### What the task asks:
Under this task are some entries; return every one of them exactly.

### Dataset excerpts:
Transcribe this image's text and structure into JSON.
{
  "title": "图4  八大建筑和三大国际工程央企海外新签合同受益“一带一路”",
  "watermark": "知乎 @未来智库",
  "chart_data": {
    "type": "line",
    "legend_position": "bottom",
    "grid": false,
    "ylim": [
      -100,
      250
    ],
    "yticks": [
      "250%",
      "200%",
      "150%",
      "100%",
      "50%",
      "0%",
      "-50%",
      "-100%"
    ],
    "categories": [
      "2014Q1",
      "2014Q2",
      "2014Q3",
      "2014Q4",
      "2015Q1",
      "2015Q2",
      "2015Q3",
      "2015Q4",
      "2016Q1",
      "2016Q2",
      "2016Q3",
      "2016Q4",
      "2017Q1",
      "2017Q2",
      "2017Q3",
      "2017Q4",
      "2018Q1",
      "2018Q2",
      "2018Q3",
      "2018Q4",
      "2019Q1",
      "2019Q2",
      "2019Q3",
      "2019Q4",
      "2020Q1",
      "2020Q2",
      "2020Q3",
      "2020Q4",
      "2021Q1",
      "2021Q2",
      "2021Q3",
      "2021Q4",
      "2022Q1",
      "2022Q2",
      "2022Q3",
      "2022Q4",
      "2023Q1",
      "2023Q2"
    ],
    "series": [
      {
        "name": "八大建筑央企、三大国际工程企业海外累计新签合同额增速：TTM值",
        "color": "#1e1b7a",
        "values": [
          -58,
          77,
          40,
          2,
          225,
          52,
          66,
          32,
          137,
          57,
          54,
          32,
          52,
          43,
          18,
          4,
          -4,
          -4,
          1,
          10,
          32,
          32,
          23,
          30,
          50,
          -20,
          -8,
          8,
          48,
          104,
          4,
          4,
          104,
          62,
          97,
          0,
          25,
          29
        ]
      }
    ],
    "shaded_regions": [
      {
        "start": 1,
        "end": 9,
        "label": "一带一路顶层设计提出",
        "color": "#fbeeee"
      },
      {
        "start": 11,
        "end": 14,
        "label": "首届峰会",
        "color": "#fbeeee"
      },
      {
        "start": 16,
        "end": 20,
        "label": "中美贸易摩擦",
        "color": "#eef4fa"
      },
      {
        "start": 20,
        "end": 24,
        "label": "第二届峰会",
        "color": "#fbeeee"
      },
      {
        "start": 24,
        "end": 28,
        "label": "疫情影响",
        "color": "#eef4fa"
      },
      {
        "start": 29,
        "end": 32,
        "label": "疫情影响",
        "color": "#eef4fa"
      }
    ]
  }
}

### Response below:
Transcribe this image's text and structure into JSON.
{
  "title": "图4  八大建筑和三大国际工程央企海外新签合同受益“一带一路”",
  "watermark": "知乎 @未来智库",
  "chart_data": {
    "type": "line",
    "legend_position": "bottom",
    "grid": false,
    "ylim": [
      -100,
      250
    ],
    "yticks": [
      "250%",
      "200%",
      "150%",
      "100%",
      "50%",
      "0%",
      "-50%",
      "-100%"
    ],
    "categories": [
      "2014Q1",
      "2014Q2",
      "2014Q3",
      "2014Q4",
      "2015Q1",
      "2015Q2",
      "2015Q3",
      "2015Q4",
      "2016Q1",
      "2016Q2",
      "2016Q3",
      "2016Q4",
      "2017Q1",
      "2017Q2",
      "2017Q3",
      "2017Q4",
      "2018Q1",
      "2018Q2",
      "2018Q3",
      "2018Q4",
      "2019Q1",
      "2019Q2",
      "2019Q3",
      "2019Q4",
      "2020Q1",
      "2020Q2",
      "2020Q3",
      "2020Q4",
      "2021Q1",
      "2021Q2",
      "2021Q3",
      "2021Q4",
      "2022Q1",
      "2022Q2",
      "2022Q3",
      "2022Q4",
      "2023Q1",
      "2023Q2"
    ],
    "series": [
      {
        "name": "八大建筑央企、三大国际工程企业海外累计新签合同额增速：TTM值",
        "color": "#1e1b7a",
        "values": [
          -58,
          77,
          40,
          2,
          225,
          52,
          66,
          32,
          137,
          57,
          54,
          32,
          52,
          43,
          18,
          4,
          -4,
          -4,
          1,
          10,
          32,
          32,
          23,
          30,
          50,
          -20,
          -8,
          8,
          48,
          104,
          4,
          4,
          104,
          62,
          97,
          0,
          25,
          29
        ]
      }
    ],
    "shaded_regions": [
      {
        "start": 1,
        "end": 9,
        "label": "一带一路顶层设计提出",
        "color": "#fbeeee"
      },
      {
        "start": 11,
        "end": 14,
        "label": "首届峰会",
        "color": "#fbeeee"
      },
      {
        "start": 16,
        "end": 20,
        "label": "中美贸易摩擦",
        "color": "#eef4fa"
      },
      {
        "start": 20,
        "end": 24,
        "label": "第二届峰会",
        "color": "#fbeeee"
      },
      {
        "start": 24,
        "end": 28,
        "label": "疫情影响",
        "color": "#eef4fa"
      },
      {
        "start": 29,
        "end": 32,
        "label": "疫情影响",
        "color": "#eef4fa"
      }
    ]
  }
}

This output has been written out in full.